● PROBLEM TO SOLVE
Answer with a number only: how many lines of the data contain "fossil"?

● THE RECORDS
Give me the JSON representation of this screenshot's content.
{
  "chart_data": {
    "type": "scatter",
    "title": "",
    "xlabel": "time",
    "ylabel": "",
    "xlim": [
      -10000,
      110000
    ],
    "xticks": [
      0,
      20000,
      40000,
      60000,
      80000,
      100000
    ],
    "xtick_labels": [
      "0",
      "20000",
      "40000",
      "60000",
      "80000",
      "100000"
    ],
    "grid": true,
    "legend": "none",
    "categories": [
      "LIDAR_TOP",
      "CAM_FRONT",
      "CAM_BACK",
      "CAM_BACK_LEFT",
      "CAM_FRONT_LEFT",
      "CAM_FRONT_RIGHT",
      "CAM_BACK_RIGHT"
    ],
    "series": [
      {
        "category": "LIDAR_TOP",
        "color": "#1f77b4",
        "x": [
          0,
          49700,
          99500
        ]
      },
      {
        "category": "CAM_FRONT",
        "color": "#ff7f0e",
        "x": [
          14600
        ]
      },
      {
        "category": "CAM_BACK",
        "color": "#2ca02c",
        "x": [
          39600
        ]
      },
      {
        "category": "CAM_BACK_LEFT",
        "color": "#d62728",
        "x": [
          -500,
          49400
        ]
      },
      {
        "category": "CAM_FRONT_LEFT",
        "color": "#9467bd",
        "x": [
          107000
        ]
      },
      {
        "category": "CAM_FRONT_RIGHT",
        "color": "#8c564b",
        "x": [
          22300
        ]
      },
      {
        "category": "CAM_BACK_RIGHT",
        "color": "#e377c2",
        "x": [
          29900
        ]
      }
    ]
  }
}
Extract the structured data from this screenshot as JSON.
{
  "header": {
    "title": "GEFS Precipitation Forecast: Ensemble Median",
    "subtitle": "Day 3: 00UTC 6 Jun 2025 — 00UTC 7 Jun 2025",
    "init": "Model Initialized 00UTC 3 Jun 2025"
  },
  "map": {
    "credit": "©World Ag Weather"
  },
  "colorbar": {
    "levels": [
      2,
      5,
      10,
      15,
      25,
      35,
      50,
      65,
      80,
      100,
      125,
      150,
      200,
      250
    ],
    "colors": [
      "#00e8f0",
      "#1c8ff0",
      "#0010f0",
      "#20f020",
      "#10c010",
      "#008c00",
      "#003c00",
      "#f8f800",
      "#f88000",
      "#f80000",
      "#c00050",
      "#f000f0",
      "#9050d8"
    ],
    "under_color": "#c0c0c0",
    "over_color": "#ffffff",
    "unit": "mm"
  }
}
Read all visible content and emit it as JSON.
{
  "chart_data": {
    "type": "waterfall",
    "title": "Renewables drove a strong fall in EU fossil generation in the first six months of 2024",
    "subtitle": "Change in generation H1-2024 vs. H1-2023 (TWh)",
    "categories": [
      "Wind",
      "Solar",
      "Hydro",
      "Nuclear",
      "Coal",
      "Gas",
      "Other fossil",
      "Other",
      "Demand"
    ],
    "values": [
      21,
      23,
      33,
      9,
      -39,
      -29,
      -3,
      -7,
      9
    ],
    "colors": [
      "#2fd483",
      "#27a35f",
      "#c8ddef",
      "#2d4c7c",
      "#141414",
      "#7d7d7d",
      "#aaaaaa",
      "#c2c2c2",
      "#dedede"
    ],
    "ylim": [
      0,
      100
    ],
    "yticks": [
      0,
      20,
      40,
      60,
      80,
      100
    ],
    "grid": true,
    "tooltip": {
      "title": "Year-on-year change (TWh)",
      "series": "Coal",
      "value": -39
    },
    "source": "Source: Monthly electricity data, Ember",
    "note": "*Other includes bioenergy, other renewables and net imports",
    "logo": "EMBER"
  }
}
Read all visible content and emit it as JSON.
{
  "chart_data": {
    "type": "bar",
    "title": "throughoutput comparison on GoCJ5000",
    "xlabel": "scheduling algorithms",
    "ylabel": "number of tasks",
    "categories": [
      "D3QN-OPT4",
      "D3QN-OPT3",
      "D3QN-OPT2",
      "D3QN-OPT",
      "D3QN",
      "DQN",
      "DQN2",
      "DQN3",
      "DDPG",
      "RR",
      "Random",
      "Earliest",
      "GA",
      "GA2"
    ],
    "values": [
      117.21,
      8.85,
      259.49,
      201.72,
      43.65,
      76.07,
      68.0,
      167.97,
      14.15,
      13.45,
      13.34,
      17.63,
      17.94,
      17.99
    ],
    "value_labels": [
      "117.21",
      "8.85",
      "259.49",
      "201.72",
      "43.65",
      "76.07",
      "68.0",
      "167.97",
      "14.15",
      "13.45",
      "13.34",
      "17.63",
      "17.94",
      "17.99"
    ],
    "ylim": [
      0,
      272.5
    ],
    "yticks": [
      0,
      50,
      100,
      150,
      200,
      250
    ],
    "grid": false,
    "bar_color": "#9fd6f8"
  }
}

● FINISHED TASK
2